§ PROBLEM TO WORK ON
Every entry below must appear again, exactly as written.

§ MATERIAL SHOWN

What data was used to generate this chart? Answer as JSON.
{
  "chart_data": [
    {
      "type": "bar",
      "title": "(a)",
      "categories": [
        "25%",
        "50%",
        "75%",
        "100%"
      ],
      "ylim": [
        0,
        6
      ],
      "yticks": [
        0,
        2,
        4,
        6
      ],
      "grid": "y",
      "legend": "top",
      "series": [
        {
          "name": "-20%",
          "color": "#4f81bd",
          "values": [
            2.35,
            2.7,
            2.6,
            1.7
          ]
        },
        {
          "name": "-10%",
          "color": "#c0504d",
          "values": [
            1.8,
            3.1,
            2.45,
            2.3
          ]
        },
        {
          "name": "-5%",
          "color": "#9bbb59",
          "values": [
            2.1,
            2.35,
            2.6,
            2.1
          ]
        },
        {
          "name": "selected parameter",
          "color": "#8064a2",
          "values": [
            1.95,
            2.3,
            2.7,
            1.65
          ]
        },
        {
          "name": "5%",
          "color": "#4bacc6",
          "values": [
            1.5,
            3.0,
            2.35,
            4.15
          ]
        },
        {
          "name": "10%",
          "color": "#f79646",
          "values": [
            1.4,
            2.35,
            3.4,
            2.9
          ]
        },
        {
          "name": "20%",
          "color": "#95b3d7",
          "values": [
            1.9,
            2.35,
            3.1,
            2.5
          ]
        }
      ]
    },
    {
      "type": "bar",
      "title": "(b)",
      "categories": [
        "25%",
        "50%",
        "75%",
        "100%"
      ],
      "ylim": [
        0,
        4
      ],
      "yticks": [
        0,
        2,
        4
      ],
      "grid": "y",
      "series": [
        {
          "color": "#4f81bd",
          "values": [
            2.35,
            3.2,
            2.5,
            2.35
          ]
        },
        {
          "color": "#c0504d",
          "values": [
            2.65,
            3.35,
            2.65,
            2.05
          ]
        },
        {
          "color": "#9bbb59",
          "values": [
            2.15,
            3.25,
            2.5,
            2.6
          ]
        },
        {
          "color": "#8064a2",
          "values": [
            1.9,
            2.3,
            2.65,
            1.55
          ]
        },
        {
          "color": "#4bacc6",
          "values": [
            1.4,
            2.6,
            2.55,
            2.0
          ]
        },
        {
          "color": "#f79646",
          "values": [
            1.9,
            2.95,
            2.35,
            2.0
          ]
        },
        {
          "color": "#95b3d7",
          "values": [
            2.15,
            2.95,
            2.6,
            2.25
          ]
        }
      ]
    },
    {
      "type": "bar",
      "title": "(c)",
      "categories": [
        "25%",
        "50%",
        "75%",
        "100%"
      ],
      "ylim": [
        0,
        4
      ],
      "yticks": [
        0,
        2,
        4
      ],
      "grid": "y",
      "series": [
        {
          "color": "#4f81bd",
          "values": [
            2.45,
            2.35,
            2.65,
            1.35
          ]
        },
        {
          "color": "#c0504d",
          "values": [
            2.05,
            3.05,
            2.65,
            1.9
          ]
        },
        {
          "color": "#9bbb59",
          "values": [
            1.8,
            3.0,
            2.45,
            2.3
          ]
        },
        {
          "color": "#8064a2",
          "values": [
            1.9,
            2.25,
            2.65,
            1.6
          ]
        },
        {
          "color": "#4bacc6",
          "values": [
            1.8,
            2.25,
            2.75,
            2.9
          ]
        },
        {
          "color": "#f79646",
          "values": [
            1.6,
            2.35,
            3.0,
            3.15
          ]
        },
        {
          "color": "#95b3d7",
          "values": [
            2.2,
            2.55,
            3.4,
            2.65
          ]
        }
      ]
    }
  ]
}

§ SOLUTION BELOW
What data was used to generate this chart? Answer as JSON.
{
  "chart_data": [
    {
      "type": "bar",
      "title": "(a)",
      "categories": [
        "25%",
        "50%",
        "75%",
        "100%"
      ],
      "ylim": [
        0,
        6
      ],
      "yticks": [
        0,
        2,
        4,
        6
      ],
      "grid": "y",
      "legend": "top",
      "series": [
        {
          "name": "-20%",
          "color": "#4f81bd",
          "values": [
            2.35,
            2.7,
            2.6,
            1.7
          ]
        },
        {
          "name": "-10%",
          "color": "#c0504d",
          "values": [
            1.8,
            3.1,
            2.45,
            2.3
          ]
        },
        {
          "name": "-5%",
          "color": "#9bbb59",
          "values": [
            2.1,
            2.35,
            2.6,
            2.1
          ]
        },
        {
          "name": "selected parameter",
          "color": "#8064a2",
          "values": [
            1.95,
            2.3,
            2.7,
            1.65
          ]
        },
        {
          "name": "5%",
          "color": "#4bacc6",
          "values": [
            1.5,
            3.0,
            2.35,
            4.15
          ]
        },
        {
          "name": "10%",
          "color": "#f79646",
          "values": [
            1.4,
            2.35,
            3.4,
            2.9
          ]
        },
        {
          "name": "20%",
          "color": "#95b3d7",
          "values": [
            1.9,
            2.35,
            3.1,
            2.5
          ]
        }
      ]
    },
    {
      "type": "bar",
      "title": "(b)",
      "categories": [
        "25%",
        "50%",
        "75%",
        "100%"
      ],
      "ylim": [
        0,
        4
      ],
      "yticks": [
        0,
        2,
        4
      ],
      "grid": "y",
      "series": [
        {
          "color": "#4f81bd",
          "values": [
            2.35,
            3.2,
            2.5,
            2.35
          ]
        },
        {
          "color": "#c0504d",
          "values": [
            2.65,
            3.35,
            2.65,
            2.05
          ]
        },
        {
          "color": "#9bbb59",
          "values": [
            2.15,
            3.25,
            2.5,
            2.6
          ]
        },
        {
          "color": "#8064a2",
          "values": [
            1.9,
            2.3,
            2.65,
            1.55
          ]
        },
        {
          "color": "#4bacc6",
          "values": [
            1.4,
            2.6,
            2.55,
            2.0
          ]
        },
        {
          "color": "#f79646",
          "values": [
            1.9,
            2.95,
            2.35,
            2.0
          ]
        },
        {
          "color": "#95b3d7",
          "values": [
            2.15,
            2.95,
            2.6,
            2.25
          ]
        }
      ]
    },
    {
      "type": "bar",
      "title": "(c)",
      "categories": [
        "25%",
        "50%",
        "75%",
        "100%"
      ],
      "ylim": [
        0,
        4
      ],
      "yticks": [
        0,
        2,
        4
      ],
      "grid": "y",
      "series": [
        {
          "color": "#4f81bd",
          "values": [
            2.45,
            2.35,
            2.65,
            1.35
          ]
        },
        {
          "color": "#c0504d",
          "values": [
            2.05,
            3.05,
            2.65,
            1.9
          ]
        },
        {
          "color": "#9bbb59",
          "values": [
            1.8,
            3.0,
            2.45,
            2.3
          ]
        },
        {
          "color": "#8064a2",
          "values": [
            1.9,
            2.25,
            2.65,
            1.6
          ]
        },
        {
          "color": "#4bacc6",
          "values": [
            1.8,
            2.25,
            2.75,
            2.9
          ]
        },
        {
          "color": "#f79646",
          "values": [
            1.6,
            2.35,
            3.0,
            3.15
          ]
        },
        {
          "color": "#95b3d7",
          "values": [
            2.2,
            2.55,
            3.4,
            2.65
          ]
        }
      ]
    }
  ]
}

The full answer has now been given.